+++ STORED RECORDS +++
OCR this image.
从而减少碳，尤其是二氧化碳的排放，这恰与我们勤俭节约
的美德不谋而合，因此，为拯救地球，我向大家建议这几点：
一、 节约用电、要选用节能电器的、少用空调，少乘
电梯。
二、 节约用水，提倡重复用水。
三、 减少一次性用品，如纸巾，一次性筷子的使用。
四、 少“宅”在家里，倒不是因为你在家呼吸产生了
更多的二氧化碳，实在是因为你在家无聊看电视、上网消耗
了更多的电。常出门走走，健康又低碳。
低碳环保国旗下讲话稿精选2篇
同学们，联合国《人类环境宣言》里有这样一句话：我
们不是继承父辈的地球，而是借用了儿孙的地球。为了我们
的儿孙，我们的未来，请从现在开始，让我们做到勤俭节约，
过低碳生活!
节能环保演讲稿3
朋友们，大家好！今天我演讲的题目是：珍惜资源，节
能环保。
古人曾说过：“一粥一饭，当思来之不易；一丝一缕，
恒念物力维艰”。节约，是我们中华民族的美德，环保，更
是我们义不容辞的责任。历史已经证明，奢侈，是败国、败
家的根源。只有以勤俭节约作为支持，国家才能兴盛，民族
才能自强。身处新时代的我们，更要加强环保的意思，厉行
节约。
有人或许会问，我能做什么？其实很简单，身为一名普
+++
**WRITTEN EXERCISE:** Write each line above out exactly.

**TASK RESPONSE:**
OCR this image.
从而减少碳，尤其是二氧化碳的排放，这恰与我们勤俭节约
的美德不谋而合，因此，为拯救地球，我向大家建议这几点：
一、 节约用电、要选用节能电器的、少用空调，少乘
电梯。
二、 节约用水，提倡重复用水。
三、 减少一次性用品，如纸巾，一次性筷子的使用。
四、 少“宅”在家里，倒不是因为你在家呼吸产生了
更多的二氧化碳，实在是因为你在家无聊看电视、上网消耗
了更多的电。常出门走走，健康又低碳。
低碳环保国旗下讲话稿精选2篇
同学们，联合国《人类环境宣言》里有这样一句话：我
们不是继承父辈的地球，而是借用了儿孙的地球。为了我们
的儿孙，我们的未来，请从现在开始，让我们做到勤俭节约，
过低碳生活!
节能环保演讲稿3
朋友们，大家好！今天我演讲的题目是：珍惜资源，节
能环保。
古人曾说过：“一粥一饭，当思来之不易；一丝一缕，
恒念物力维艰”。节约，是我们中华民族的美德，环保，更
是我们义不容辞的责任。历史已经证明，奢侈，是败国、败
家的根源。只有以勤俭节约作为支持，国家才能兴盛，民族
才能自强。身处新时代的我们，更要加强环保的意思，厉行
节约。
有人或许会问，我能做什么？其实很简单，身为一名普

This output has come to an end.